— Start Input material —

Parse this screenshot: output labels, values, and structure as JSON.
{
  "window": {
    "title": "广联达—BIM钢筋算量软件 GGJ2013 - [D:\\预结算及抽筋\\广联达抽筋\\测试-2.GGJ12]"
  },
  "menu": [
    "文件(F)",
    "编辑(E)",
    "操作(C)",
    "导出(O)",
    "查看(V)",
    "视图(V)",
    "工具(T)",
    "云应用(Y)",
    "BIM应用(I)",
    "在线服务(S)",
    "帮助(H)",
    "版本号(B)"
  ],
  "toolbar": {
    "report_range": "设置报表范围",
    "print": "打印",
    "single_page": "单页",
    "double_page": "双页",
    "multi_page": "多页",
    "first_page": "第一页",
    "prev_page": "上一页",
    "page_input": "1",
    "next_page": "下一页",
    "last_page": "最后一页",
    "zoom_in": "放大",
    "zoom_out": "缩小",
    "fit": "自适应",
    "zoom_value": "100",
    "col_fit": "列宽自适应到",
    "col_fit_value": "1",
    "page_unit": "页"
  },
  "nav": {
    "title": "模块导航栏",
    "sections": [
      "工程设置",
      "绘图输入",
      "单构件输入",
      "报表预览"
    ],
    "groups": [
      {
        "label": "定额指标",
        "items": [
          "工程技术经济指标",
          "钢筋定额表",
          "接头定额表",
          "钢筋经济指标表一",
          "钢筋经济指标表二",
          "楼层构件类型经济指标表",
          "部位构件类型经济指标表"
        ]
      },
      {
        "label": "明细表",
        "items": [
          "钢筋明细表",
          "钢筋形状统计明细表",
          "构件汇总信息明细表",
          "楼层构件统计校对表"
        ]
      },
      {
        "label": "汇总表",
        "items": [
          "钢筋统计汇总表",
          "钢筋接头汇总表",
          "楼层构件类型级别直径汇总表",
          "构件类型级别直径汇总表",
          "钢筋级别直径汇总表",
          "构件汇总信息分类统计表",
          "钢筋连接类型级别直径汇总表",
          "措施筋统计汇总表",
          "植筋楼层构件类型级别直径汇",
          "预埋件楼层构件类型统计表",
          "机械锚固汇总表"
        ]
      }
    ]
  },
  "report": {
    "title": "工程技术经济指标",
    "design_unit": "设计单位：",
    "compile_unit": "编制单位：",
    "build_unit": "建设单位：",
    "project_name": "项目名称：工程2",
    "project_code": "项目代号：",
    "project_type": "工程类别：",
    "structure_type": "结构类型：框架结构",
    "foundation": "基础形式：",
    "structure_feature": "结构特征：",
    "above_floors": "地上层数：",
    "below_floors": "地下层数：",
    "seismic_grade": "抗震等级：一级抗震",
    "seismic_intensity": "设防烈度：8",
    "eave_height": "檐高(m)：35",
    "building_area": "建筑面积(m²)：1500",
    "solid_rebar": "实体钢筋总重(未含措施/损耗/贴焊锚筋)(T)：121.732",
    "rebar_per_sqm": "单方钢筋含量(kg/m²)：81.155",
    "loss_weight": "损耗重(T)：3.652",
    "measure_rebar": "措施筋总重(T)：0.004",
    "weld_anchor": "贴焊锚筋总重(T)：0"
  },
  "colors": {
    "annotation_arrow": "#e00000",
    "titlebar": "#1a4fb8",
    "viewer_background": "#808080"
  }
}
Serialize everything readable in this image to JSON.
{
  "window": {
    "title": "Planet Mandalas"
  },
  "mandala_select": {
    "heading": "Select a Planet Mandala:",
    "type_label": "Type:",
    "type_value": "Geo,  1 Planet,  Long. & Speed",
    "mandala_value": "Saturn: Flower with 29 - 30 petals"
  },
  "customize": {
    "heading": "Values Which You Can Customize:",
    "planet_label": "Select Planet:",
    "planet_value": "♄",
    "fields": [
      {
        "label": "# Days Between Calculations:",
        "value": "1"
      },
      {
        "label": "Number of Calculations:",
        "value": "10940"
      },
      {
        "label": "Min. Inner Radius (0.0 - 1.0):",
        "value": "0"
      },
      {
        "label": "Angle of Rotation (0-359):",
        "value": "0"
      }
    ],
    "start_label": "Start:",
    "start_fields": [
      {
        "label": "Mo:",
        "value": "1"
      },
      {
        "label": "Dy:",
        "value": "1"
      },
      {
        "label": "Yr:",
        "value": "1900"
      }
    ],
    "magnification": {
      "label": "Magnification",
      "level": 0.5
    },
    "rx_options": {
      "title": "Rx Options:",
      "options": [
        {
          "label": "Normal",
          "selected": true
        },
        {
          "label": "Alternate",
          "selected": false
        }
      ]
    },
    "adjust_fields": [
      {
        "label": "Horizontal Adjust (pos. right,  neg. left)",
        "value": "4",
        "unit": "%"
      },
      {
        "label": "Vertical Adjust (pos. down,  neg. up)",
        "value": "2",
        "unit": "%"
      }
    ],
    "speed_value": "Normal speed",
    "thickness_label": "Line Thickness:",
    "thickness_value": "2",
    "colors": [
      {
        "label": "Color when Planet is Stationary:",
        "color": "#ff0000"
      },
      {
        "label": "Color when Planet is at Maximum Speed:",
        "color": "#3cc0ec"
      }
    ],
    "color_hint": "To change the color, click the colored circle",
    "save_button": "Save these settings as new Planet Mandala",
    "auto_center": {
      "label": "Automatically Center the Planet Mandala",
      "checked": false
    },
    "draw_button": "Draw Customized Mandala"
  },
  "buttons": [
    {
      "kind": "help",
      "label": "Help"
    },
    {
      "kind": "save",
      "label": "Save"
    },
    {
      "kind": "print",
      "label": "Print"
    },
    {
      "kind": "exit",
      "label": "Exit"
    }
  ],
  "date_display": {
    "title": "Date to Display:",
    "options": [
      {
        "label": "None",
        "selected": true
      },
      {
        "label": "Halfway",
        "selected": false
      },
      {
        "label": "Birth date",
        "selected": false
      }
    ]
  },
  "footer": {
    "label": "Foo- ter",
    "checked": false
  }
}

— End Input material —

[Exercise goal]
Every entry must be output again, exactly as written above.

[Exercise answer]
Parse this screenshot: output labels, values, and structure as JSON.
{
  "window": {
    "title": "广联达—BIM钢筋算量软件 GGJ2013 - [D:\\预结算及抽筋\\广联达抽筋\\测试-2.GGJ12]"
  },
  "menu": [
    "文件(F)",
    "编辑(E)",
    "操作(C)",
    "导出(O)",
    "查看(V)",
    "视图(V)",
    "工具(T)",
    "云应用(Y)",
    "BIM应用(I)",
    "在线服务(S)",
    "帮助(H)",
    "版本号(B)"
  ],
  "toolbar": {
    "report_range": "设置报表范围",
    "print": "打印",
    "single_page": "单页",
    "double_page": "双页",
    "multi_page": "多页",
    "first_page": "第一页",
    "prev_page": "上一页",
    "page_input": "1",
    "next_page": "下一页",
    "last_page": "最后一页",
    "zoom_in": "放大",
    "zoom_out": "缩小",
    "fit": "自适应",
    "zoom_value": "100",
    "col_fit": "列宽自适应到",
    "col_fit_value": "1",
    "page_unit": "页"
  },
  "nav": {
    "title": "模块导航栏",
    "sections": [
      "工程设置",
      "绘图输入",
      "单构件输入",
      "报表预览"
    ],
    "groups": [
      {
        "label": "定额指标",
        "items": [
          "工程技术经济指标",
          "钢筋定额表",
          "接头定额表",
          "钢筋经济指标表一",
          "钢筋经济指标表二",
          "楼层构件类型经济指标表",
          "部位构件类型经济指标表"
        ]
      },
      {
        "label": "明细表",
        "items": [
          "钢筋明细表",
          "钢筋形状统计明细表",
          "构件汇总信息明细表",
          "楼层构件统计校对表"
        ]
      },
      {
        "label": "汇总表",
        "items": [
          "钢筋统计汇总表",
          "钢筋接头汇总表",
          "楼层构件类型级别直径汇总表",
          "构件类型级别直径汇总表",
          "钢筋级别直径汇总表",
          "构件汇总信息分类统计表",
          "钢筋连接类型级别直径汇总表",
          "措施筋统计汇总表",
          "植筋楼层构件类型级别直径汇",
          "预埋件楼层构件类型统计表",
          "机械锚固汇总表"
        ]
      }
    ]
  },
  "report": {
    "title": "工程技术经济指标",
    "design_unit": "设计单位：",
    "compile_unit": "编制单位：",
    "build_unit": "建设单位：",
    "project_name": "项目名称：工程2",
    "project_code": "项目代号：",
    "project_type": "工程类别：",
    "structure_type": "结构类型：框架结构",
    "foundation": "基础形式：",
    "structure_feature": "结构特征：",
    "above_floors": "地上层数：",
    "below_floors": "地下层数：",
    "seismic_grade": "抗震等级：一级抗震",
    "seismic_intensity": "设防烈度：8",
    "eave_height": "檐高(m)：35",
    "building_area": "建筑面积(m²)：1500",
    "solid_rebar": "实体钢筋总重(未含措施/损耗/贴焊锚筋)(T)：121.732",
    "rebar_per_sqm": "单方钢筋含量(kg/m²)：81.155",
    "loss_weight": "损耗重(T)：3.652",
    "measure_rebar": "措施筋总重(T)：0.004",
    "weld_anchor": "贴焊锚筋总重(T)：0"
  },
  "colors": {
    "annotation_arrow": "#e00000",
    "titlebar": "#1a4fb8",
    "viewer_background": "#808080"
  }
}
Serialize everything readable in this image to JSON.
{
  "window": {
    "title": "Planet Mandalas"
  },
  "mandala_select": {
    "heading": "Select a Planet Mandala:",
    "type_label": "Type:",
    "type_value": "Geo,  1 Planet,  Long. & Speed",
    "mandala_value": "Saturn: Flower with 29 - 30 petals"
  },
  "customize": {
    "heading": "Values Which You Can Customize:",
    "planet_label": "Select Planet:",
    "planet_value": "♄",
    "fields": [
      {
        "label": "# Days Between Calculations:",
        "value": "1"
      },
      {
        "label": "Number of Calculations:",
        "value": "10940"
      },
      {
        "label": "Min. Inner Radius (0.0 - 1.0):",
        "value": "0"
      },
      {
        "label": "Angle of Rotation (0-359):",
        "value": "0"
      }
    ],
    "start_label": "Start:",
    "start_fields": [
      {
        "label": "Mo:",
        "value": "1"
      },
      {
        "label": "Dy:",
        "value": "1"
      },
      {
        "label": "Yr:",
        "value": "1900"
      }
    ],
    "magnification": {
      "label": "Magnification",
      "level": 0.5
    },
    "rx_options": {
      "title": "Rx Options:",
      "options": [
        {
          "label": "Normal",
          "selected": true
        },
        {
          "label": "Alternate",
          "selected": false
        }
      ]
    },
    "adjust_fields": [
      {
        "label": "Horizontal Adjust (pos. right,  neg. left)",
        "value": "4",
        "unit": "%"
      },
      {
        "label": "Vertical Adjust (pos. down,  neg. up)",
        "value": "2",
        "unit": "%"
      }
    ],
    "speed_value": "Normal speed",
    "thickness_label": "Line Thickness:",
    "thickness_value": "2",
    "colors": [
      {
        "label": "Color when Planet is Stationary:",
        "color": "#ff0000"
      },
      {
        "label": "Color when Planet is at Maximum Speed:",
        "color": "#3cc0ec"
      }
    ],
    "color_hint": "To change the color, click the colored circle",
    "save_button": "Save these settings as new Planet Mandala",
    "auto_center": {
      "label": "Automatically Center the Planet Mandala",
      "checked": false
    },
    "draw_button": "Draw Customized Mandala"
  },
  "buttons": [
    {
      "kind": "help",
      "label": "Help"
    },
    {
      "kind": "save",
      "label": "Save"
    },
    {
      "kind": "print",
      "label": "Print"
    },
    {
      "kind": "exit",
      "label": "Exit"
    }
  ],
  "date_display": {
    "title": "Date to Display:",
    "options": [
      {
        "label": "None",
        "selected": true
      },
      {
        "label": "Halfway",
        "selected": false
      },
      {
        "label": "Birth date",
        "selected": false
      }
    ]
  },
  "footer": {
    "label": "Foo- ter",
    "checked": false
  }
}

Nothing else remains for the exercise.